Data shown:
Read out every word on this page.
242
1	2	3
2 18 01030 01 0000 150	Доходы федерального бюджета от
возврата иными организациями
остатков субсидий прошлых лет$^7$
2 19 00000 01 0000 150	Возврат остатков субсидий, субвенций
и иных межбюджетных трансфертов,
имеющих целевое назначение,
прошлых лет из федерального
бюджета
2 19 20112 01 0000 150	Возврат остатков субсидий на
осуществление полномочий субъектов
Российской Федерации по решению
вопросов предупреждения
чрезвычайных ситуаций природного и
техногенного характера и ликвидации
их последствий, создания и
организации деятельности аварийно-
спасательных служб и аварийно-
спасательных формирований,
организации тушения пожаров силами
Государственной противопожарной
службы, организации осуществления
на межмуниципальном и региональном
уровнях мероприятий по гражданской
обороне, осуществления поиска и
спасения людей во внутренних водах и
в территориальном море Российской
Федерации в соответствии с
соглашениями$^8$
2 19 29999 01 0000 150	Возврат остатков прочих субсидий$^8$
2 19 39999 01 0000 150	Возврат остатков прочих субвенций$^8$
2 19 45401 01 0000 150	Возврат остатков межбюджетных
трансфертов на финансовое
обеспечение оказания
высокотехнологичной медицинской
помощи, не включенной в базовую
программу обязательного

Short task:
Show every line that contains the word "бюджета".

Result:
2 18 01030 01 0000 150	Доходы федерального бюджета от
бюджета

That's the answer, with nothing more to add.